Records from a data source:
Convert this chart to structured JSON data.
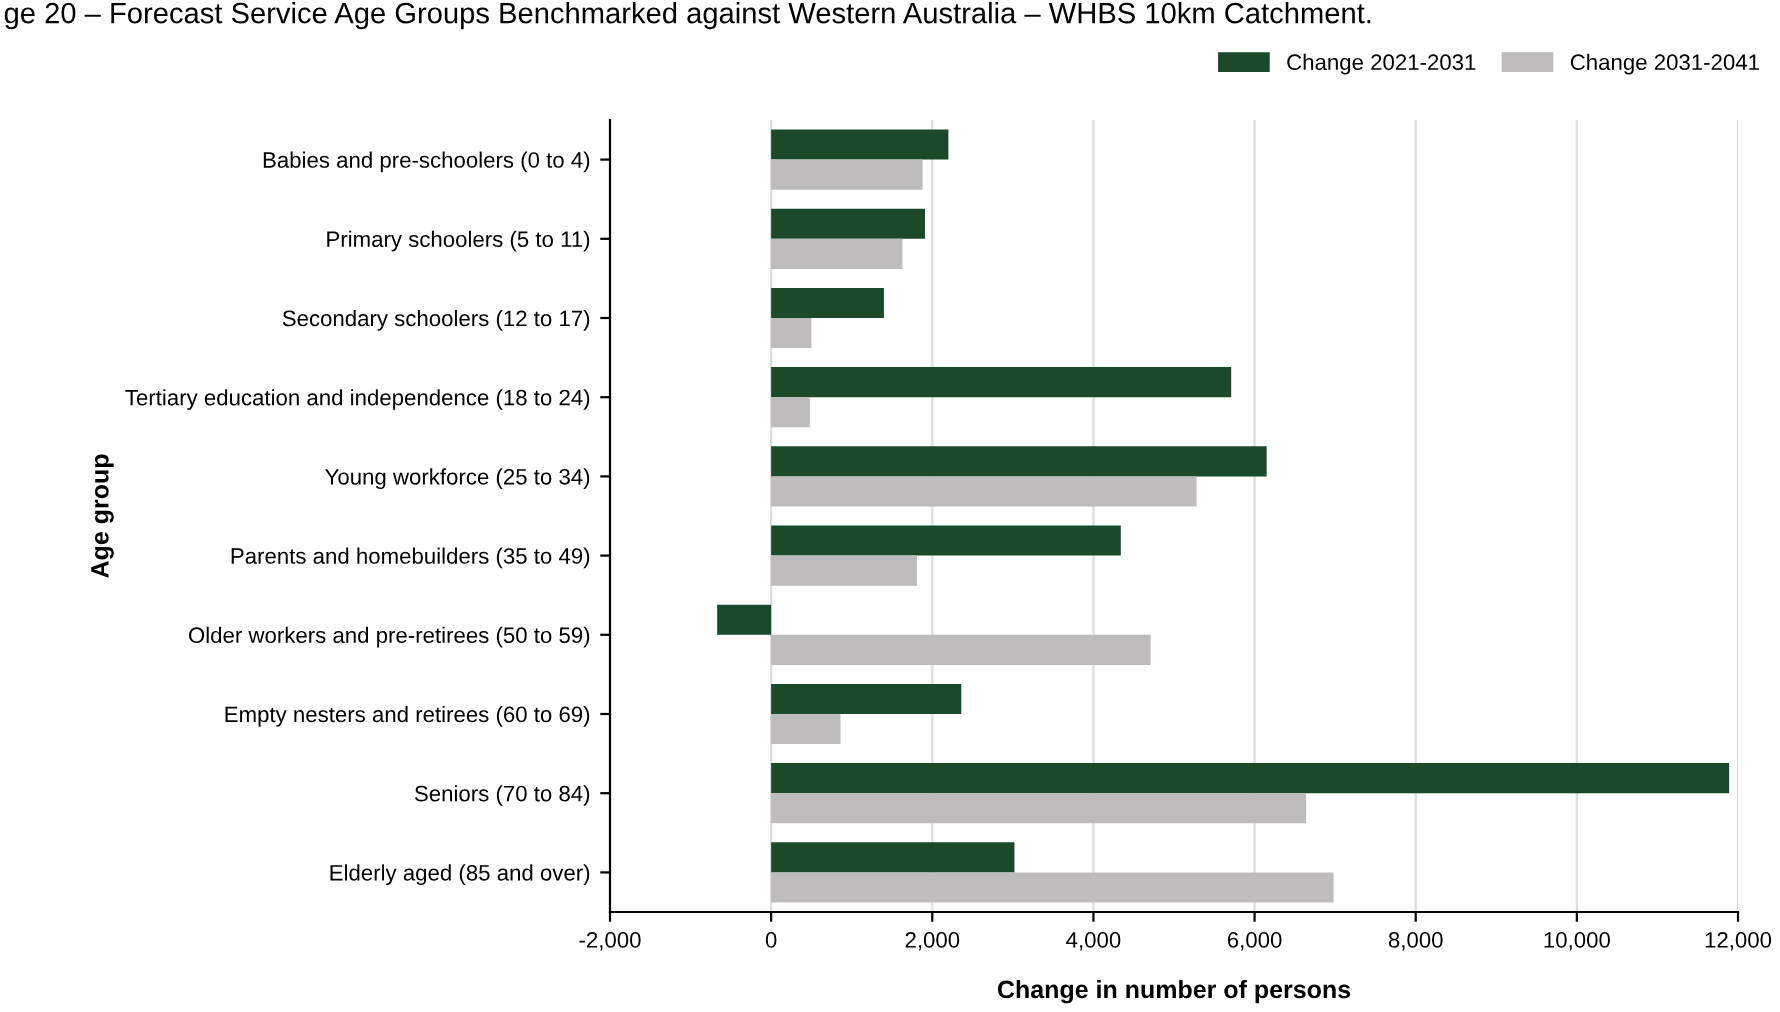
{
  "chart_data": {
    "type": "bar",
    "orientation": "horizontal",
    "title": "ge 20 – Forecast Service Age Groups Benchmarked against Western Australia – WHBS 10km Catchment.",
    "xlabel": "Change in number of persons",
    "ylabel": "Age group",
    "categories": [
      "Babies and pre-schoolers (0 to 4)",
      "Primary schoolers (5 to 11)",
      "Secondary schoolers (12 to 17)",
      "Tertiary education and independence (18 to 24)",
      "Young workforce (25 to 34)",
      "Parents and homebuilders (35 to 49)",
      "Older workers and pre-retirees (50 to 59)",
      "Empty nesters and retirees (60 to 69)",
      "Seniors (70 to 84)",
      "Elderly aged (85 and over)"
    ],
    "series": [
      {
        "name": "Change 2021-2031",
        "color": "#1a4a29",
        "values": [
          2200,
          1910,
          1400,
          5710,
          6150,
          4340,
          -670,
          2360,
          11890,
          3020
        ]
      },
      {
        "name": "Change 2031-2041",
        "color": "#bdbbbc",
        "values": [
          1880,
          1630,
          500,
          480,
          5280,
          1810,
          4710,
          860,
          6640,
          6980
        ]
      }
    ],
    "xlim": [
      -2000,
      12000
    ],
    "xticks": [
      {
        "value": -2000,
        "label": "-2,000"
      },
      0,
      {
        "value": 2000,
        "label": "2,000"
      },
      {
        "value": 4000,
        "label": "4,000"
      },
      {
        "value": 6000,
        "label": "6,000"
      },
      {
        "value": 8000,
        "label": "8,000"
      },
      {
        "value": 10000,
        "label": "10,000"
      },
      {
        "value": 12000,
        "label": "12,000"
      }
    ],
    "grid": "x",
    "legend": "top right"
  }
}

--

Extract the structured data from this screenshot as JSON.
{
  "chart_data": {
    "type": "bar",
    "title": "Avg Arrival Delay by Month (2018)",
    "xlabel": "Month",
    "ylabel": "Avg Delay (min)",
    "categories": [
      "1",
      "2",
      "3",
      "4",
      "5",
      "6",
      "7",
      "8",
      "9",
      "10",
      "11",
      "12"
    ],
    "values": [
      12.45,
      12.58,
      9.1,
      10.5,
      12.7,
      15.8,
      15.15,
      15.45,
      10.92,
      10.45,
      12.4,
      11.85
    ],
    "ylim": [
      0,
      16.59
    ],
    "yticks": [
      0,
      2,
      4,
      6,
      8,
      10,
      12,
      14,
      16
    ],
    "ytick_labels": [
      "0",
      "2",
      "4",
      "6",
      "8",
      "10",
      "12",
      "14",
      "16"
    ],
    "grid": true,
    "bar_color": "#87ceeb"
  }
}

...

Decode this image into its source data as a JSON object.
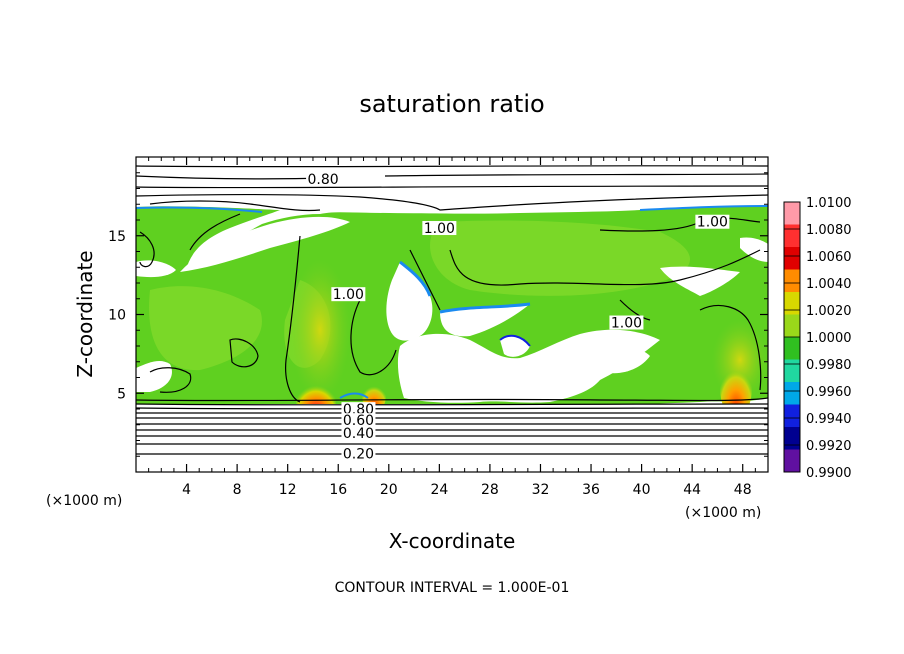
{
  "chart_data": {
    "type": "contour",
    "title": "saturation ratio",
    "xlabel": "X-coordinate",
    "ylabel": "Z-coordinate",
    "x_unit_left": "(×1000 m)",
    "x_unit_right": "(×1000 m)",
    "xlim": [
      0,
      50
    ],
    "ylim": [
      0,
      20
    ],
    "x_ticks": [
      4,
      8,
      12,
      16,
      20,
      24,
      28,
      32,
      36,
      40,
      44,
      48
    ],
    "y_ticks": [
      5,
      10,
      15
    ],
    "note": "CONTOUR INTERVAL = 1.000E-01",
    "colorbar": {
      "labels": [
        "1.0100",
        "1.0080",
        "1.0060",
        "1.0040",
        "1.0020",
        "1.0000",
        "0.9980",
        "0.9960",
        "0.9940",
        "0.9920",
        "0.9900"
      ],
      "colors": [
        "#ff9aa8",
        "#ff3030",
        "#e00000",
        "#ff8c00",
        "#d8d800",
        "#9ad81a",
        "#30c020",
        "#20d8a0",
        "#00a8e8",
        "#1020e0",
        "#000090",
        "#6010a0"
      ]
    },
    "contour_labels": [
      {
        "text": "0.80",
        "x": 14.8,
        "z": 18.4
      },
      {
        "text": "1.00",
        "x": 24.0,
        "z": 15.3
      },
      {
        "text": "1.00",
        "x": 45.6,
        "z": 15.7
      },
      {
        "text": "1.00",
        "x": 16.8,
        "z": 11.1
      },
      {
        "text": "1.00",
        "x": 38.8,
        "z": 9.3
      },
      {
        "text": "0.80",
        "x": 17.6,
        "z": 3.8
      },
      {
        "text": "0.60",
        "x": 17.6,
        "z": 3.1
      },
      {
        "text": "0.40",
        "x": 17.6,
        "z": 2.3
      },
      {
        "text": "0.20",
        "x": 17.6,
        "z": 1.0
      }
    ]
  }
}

Exercise requirements: In the records above, locate each line with the word "title". Copy all such lines.

Solution for this exercise:
    "title": "ge 20 – Forecast Service Age Groups Benchmarked against Western Australia – WHBS 10km Catchment.",
    "title": "Avg Arrival Delay by Month (2018)",
    "title": "saturation ratio",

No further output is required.